>> START

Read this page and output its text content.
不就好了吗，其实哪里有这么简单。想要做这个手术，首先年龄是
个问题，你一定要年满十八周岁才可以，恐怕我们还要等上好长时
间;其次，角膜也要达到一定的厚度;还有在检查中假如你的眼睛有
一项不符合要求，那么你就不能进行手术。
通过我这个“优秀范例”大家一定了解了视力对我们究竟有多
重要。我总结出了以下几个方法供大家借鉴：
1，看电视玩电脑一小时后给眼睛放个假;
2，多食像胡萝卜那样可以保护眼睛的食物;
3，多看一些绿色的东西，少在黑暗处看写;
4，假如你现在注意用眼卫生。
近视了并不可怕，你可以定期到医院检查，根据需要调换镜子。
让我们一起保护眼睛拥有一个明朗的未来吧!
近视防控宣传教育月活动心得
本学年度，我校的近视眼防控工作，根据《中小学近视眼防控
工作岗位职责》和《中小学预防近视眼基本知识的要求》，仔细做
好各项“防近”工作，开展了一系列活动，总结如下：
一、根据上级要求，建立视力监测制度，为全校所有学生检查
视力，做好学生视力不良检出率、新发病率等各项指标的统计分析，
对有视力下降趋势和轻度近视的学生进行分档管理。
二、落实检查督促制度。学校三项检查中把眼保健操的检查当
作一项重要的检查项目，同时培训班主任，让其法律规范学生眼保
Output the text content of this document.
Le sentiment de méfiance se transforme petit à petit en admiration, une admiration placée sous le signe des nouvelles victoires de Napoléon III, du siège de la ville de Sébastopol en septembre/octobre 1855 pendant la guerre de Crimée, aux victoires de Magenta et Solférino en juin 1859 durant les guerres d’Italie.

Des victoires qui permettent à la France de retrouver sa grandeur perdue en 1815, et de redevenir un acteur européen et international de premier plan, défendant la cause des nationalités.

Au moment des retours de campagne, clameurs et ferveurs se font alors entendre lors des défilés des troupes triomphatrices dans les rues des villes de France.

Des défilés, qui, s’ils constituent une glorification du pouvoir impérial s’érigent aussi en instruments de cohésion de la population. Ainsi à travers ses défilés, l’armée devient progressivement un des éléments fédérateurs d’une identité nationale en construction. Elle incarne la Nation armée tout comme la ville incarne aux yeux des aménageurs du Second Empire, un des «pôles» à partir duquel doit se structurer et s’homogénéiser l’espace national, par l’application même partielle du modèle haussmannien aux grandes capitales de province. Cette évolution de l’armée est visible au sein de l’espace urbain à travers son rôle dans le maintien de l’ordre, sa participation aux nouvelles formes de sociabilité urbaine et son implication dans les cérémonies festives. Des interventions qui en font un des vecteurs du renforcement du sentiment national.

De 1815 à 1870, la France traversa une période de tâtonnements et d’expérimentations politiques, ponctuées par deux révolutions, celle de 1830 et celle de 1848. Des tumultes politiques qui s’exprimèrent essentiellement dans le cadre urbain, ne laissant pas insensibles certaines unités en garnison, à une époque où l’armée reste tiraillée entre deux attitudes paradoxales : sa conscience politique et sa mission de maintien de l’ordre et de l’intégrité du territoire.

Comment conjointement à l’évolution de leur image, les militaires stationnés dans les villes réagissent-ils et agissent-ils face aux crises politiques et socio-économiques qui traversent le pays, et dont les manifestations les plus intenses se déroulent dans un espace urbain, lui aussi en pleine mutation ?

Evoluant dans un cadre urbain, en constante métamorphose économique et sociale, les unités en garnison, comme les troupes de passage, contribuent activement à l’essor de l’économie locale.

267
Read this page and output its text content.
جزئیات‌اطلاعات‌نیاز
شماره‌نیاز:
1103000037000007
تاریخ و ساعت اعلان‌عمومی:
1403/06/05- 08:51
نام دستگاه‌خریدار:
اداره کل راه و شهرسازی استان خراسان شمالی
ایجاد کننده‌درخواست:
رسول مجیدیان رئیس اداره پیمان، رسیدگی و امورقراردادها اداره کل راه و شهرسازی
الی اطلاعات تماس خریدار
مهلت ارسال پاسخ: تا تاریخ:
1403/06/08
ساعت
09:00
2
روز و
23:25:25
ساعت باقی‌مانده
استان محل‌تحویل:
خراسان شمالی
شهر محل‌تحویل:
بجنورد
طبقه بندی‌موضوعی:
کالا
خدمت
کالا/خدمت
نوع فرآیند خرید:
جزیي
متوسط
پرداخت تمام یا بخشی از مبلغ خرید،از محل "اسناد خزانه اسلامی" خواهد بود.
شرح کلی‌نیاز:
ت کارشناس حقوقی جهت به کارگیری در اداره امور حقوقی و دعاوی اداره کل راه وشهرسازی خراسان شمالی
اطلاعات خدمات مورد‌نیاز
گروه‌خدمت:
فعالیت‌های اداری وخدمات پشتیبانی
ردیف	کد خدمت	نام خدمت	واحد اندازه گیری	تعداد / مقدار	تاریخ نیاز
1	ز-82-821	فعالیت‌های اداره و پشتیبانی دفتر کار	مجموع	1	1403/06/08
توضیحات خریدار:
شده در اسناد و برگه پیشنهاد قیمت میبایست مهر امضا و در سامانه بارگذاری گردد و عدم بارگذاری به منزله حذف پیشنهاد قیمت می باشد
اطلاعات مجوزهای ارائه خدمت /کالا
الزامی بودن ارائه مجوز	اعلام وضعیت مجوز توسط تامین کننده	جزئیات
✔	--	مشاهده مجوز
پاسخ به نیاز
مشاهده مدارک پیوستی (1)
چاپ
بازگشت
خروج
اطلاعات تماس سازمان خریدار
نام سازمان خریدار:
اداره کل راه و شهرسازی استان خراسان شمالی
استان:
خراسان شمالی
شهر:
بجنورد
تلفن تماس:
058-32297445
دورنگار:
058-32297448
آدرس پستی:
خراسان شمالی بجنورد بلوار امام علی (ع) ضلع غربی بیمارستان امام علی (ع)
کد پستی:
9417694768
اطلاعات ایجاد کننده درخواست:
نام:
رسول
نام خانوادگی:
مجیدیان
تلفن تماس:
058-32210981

>> END

TASK PROMPT
Repeat each of the entries above precisely as given.

ANSWER TO THIS PROBLEM
Read this page and output its text content.
不就好了吗，其实哪里有这么简单。想要做这个手术，首先年龄是
个问题，你一定要年满十八周岁才可以，恐怕我们还要等上好长时
间;其次，角膜也要达到一定的厚度;还有在检查中假如你的眼睛有
一项不符合要求，那么你就不能进行手术。
通过我这个“优秀范例”大家一定了解了视力对我们究竟有多
重要。我总结出了以下几个方法供大家借鉴：
1，看电视玩电脑一小时后给眼睛放个假;
2，多食像胡萝卜那样可以保护眼睛的食物;
3，多看一些绿色的东西，少在黑暗处看写;
4，假如你现在注意用眼卫生。
近视了并不可怕，你可以定期到医院检查，根据需要调换镜子。
让我们一起保护眼睛拥有一个明朗的未来吧!
近视防控宣传教育月活动心得
本学年度，我校的近视眼防控工作，根据《中小学近视眼防控
工作岗位职责》和《中小学预防近视眼基本知识的要求》，仔细做
好各项“防近”工作，开展了一系列活动，总结如下：
一、根据上级要求，建立视力监测制度，为全校所有学生检查
视力，做好学生视力不良检出率、新发病率等各项指标的统计分析，
对有视力下降趋势和轻度近视的学生进行分档管理。
二、落实检查督促制度。学校三项检查中把眼保健操的检查当
作一项重要的检查项目，同时培训班主任，让其法律规范学生眼保
Output the text content of this document.
Le sentiment de méfiance se transforme petit à petit en admiration, une admiration placée sous le signe des nouvelles victoires de Napoléon III, du siège de la ville de Sébastopol en septembre/octobre 1855 pendant la guerre de Crimée, aux victoires de Magenta et Solférino en juin 1859 durant les guerres d’Italie.

Des victoires qui permettent à la France de retrouver sa grandeur perdue en 1815, et de redevenir un acteur européen et international de premier plan, défendant la cause des nationalités.

Au moment des retours de campagne, clameurs et ferveurs se font alors entendre lors des défilés des troupes triomphatrices dans les rues des villes de France.

Des défilés, qui, s’ils constituent une glorification du pouvoir impérial s’érigent aussi en instruments de cohésion de la population. Ainsi à travers ses défilés, l’armée devient progressivement un des éléments fédérateurs d’une identité nationale en construction. Elle incarne la Nation armée tout comme la ville incarne aux yeux des aménageurs du Second Empire, un des «pôles» à partir duquel doit se structurer et s’homogénéiser l’espace national, par l’application même partielle du modèle haussmannien aux grandes capitales de province. Cette évolution de l’armée est visible au sein de l’espace urbain à travers son rôle dans le maintien de l’ordre, sa participation aux nouvelles formes de sociabilité urbaine et son implication dans les cérémonies festives. Des interventions qui en font un des vecteurs du renforcement du sentiment national.

De 1815 à 1870, la France traversa une période de tâtonnements et d’expérimentations politiques, ponctuées par deux révolutions, celle de 1830 et celle de 1848. Des tumultes politiques qui s’exprimèrent essentiellement dans le cadre urbain, ne laissant pas insensibles certaines unités en garnison, à une époque où l’armée reste tiraillée entre deux attitudes paradoxales : sa conscience politique et sa mission de maintien de l’ordre et de l’intégrité du territoire.

Comment conjointement à l’évolution de leur image, les militaires stationnés dans les villes réagissent-ils et agissent-ils face aux crises politiques et socio-économiques qui traversent le pays, et dont les manifestations les plus intenses se déroulent dans un espace urbain, lui aussi en pleine mutation ?

Evoluant dans un cadre urbain, en constante métamorphose économique et sociale, les unités en garnison, comme les troupes de passage, contribuent activement à l’essor de l’économie locale.

267
Read this page and output its text content.
جزئیات‌اطلاعات‌نیاز
شماره‌نیاز:
1103000037000007
تاریخ و ساعت اعلان‌عمومی:
1403/06/05- 08:51
نام دستگاه‌خریدار:
اداره کل راه و شهرسازی استان خراسان شمالی
ایجاد کننده‌درخواست:
رسول مجیدیان رئیس اداره پیمان، رسیدگی و امورقراردادها اداره کل راه و شهرسازی
الی اطلاعات تماس خریدار
مهلت ارسال پاسخ: تا تاریخ:
1403/06/08
ساعت
09:00
2
روز و
23:25:25
ساعت باقی‌مانده
استان محل‌تحویل:
خراسان شمالی
شهر محل‌تحویل:
بجنورد
طبقه بندی‌موضوعی:
کالا
خدمت
کالا/خدمت
نوع فرآیند خرید:
جزیي
متوسط
پرداخت تمام یا بخشی از مبلغ خرید،از محل "اسناد خزانه اسلامی" خواهد بود.
شرح کلی‌نیاز:
ت کارشناس حقوقی جهت به کارگیری در اداره امور حقوقی و دعاوی اداره کل راه وشهرسازی خراسان شمالی
اطلاعات خدمات مورد‌نیاز
گروه‌خدمت:
فعالیت‌های اداری وخدمات پشتیبانی
ردیف	کد خدمت	نام خدمت	واحد اندازه گیری	تعداد / مقدار	تاریخ نیاز
1	ز-82-821	فعالیت‌های اداره و پشتیبانی دفتر کار	مجموع	1	1403/06/08
توضیحات خریدار:
شده در اسناد و برگه پیشنهاد قیمت میبایست مهر امضا و در سامانه بارگذاری گردد و عدم بارگذاری به منزله حذف پیشنهاد قیمت می باشد
اطلاعات مجوزهای ارائه خدمت /کالا
الزامی بودن ارائه مجوز	اعلام وضعیت مجوز توسط تامین کننده	جزئیات
✔	--	مشاهده مجوز
پاسخ به نیاز
مشاهده مدارک پیوستی (1)
چاپ
بازگشت
خروج
اطلاعات تماس سازمان خریدار
نام سازمان خریدار:
اداره کل راه و شهرسازی استان خراسان شمالی
استان:
خراسان شمالی
شهر:
بجنورد
تلفن تماس:
058-32297445
دورنگار:
058-32297448
آدرس پستی:
خراسان شمالی بجنورد بلوار امام علی (ع) ضلع غربی بیمارستان امام علی (ع)
کد پستی:
9417694768
اطلاعات ایجاد کننده درخواست:
نام:
رسول
نام خانوادگی:
مجیدیان
تلفن تماس:
058-32210981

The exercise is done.